→ What is expected:
Only the number is needed: how many lines contain the word "Intermediate"?

→ Records supplied:
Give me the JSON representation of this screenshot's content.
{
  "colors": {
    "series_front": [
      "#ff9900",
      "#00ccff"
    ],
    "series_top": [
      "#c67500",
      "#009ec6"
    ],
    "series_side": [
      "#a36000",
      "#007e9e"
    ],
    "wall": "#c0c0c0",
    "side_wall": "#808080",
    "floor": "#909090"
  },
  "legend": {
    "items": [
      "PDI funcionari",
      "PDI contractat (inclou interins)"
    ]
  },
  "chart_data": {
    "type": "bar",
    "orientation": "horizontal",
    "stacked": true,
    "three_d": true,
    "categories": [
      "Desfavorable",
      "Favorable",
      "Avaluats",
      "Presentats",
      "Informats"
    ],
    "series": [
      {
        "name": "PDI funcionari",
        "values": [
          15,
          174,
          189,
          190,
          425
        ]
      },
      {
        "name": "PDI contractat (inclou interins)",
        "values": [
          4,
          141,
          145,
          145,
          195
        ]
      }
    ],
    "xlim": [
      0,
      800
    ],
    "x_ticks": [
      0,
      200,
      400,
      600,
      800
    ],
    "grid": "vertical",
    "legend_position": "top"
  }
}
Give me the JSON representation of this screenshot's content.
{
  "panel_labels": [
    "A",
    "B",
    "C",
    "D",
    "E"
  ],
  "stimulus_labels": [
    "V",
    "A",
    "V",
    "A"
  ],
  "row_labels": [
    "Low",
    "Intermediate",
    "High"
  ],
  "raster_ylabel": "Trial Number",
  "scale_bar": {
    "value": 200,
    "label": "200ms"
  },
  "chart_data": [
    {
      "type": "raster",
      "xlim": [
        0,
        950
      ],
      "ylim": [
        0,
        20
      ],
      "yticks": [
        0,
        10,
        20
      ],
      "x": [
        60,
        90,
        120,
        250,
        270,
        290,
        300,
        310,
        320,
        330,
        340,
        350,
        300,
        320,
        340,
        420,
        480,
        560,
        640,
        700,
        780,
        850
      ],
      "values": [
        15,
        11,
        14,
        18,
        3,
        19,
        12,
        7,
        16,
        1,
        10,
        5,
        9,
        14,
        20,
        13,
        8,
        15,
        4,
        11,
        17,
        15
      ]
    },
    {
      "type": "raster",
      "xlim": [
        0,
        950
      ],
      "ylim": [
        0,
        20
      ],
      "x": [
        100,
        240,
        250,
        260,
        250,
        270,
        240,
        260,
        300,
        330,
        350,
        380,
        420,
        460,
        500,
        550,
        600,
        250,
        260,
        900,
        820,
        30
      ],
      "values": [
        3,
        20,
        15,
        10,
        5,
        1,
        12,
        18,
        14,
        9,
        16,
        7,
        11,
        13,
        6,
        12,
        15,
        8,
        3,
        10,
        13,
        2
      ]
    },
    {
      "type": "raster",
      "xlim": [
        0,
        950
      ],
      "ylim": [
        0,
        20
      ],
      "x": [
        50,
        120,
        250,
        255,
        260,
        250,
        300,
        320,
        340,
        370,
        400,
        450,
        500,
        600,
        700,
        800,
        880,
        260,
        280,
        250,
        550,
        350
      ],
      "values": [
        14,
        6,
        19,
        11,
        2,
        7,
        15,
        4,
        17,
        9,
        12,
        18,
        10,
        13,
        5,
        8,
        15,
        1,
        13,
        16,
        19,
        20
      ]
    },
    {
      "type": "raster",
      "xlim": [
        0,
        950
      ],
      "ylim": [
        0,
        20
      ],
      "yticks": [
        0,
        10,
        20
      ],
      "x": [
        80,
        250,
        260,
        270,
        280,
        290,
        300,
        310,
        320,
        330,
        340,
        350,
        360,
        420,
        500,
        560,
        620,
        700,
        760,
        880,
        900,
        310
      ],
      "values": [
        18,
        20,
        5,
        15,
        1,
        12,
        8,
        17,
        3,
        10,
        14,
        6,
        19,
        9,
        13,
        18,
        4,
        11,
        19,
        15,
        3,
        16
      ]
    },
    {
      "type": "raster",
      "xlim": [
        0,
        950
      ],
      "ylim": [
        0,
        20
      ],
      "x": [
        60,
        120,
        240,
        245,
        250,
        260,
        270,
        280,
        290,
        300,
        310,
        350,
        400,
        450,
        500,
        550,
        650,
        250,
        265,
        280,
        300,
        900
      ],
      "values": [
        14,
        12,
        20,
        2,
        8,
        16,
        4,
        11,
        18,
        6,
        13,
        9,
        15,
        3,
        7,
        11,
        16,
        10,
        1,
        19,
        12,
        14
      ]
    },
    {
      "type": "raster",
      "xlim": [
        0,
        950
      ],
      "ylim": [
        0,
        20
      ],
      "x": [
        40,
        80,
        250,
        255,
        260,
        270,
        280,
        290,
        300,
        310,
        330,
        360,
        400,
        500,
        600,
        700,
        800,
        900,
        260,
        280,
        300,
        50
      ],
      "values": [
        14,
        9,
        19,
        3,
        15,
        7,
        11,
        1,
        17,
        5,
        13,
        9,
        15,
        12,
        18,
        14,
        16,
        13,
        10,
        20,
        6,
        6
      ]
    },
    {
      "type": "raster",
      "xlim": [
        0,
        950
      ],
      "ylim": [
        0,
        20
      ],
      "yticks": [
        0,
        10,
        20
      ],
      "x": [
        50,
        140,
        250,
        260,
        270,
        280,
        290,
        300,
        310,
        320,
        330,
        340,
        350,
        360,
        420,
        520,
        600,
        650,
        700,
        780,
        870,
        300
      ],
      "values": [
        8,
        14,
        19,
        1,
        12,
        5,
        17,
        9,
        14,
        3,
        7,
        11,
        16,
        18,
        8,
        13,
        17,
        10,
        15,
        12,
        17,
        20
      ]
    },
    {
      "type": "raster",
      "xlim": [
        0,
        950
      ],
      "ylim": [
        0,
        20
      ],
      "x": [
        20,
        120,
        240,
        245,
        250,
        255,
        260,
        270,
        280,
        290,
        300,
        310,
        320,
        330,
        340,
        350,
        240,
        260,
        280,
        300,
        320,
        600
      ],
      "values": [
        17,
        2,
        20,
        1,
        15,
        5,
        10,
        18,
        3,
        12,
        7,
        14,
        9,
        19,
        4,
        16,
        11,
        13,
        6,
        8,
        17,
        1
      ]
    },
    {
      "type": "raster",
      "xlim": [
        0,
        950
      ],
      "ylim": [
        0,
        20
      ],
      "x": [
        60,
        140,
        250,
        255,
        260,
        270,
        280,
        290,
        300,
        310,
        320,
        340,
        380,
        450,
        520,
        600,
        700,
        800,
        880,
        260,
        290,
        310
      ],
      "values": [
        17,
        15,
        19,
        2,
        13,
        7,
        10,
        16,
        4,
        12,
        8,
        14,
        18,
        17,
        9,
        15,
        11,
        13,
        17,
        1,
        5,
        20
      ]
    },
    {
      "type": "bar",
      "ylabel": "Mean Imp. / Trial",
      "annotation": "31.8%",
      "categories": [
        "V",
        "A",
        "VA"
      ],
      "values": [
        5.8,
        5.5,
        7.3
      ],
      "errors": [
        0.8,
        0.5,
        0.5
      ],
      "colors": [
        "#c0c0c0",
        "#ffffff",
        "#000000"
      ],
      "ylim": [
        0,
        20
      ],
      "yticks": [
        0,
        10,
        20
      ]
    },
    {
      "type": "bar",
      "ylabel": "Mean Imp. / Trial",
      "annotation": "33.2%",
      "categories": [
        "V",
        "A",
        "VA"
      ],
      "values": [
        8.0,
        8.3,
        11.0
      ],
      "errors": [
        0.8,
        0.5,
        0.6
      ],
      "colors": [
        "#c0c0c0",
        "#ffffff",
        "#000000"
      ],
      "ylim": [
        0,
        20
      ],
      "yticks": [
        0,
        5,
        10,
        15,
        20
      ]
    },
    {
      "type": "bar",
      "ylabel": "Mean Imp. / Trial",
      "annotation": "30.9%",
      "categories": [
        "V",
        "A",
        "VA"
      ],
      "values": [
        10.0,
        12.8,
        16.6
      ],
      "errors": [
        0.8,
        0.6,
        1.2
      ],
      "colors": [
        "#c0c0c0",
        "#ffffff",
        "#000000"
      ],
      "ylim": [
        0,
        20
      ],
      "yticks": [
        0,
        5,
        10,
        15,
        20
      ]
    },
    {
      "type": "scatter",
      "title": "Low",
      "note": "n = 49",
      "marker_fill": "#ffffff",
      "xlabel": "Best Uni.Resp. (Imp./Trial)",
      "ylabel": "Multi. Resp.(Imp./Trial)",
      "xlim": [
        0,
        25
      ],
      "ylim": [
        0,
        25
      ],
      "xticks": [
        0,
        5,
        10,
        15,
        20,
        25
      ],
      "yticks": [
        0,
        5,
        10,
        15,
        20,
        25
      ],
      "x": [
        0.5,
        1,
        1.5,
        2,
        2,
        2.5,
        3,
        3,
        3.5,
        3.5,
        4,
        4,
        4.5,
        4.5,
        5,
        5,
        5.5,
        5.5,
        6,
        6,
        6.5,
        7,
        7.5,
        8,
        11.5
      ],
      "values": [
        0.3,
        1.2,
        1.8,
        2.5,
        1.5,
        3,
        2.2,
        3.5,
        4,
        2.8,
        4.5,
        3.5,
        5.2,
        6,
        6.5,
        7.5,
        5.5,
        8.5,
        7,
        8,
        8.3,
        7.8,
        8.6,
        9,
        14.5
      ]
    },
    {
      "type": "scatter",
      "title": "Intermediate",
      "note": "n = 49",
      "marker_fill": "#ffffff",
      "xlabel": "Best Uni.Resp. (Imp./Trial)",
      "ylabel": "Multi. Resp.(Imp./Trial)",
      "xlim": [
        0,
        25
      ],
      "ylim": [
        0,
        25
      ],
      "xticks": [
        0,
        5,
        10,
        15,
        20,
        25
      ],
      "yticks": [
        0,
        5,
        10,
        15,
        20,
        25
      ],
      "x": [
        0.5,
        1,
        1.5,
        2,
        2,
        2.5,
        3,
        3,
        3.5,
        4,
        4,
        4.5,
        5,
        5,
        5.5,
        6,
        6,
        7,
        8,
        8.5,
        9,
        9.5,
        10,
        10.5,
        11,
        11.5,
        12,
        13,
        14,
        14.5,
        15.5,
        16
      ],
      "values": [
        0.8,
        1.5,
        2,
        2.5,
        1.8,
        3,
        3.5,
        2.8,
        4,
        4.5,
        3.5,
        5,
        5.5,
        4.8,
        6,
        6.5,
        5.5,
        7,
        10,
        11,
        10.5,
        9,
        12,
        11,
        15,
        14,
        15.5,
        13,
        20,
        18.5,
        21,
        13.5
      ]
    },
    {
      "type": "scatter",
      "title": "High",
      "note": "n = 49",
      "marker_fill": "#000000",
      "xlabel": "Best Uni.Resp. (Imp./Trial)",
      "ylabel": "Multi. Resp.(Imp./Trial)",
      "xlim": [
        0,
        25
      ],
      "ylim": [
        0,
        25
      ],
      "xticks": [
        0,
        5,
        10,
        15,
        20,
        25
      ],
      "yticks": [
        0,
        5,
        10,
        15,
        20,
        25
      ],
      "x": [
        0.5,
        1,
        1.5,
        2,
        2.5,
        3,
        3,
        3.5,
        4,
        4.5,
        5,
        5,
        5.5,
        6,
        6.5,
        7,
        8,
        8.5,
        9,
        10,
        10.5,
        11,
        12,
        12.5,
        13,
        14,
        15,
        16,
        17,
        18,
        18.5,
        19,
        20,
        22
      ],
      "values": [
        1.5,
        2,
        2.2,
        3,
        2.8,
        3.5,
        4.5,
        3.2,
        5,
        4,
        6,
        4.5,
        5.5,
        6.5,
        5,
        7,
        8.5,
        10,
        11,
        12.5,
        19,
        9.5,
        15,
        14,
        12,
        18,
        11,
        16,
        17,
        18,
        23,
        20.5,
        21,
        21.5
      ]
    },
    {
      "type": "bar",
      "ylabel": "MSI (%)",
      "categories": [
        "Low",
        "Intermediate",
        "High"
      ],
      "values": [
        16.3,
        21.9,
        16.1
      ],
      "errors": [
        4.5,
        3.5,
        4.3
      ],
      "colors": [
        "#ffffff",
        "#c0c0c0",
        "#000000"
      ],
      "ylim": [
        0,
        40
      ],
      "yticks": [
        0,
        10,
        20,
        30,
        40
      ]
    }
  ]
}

→ Answer for this exercise:
3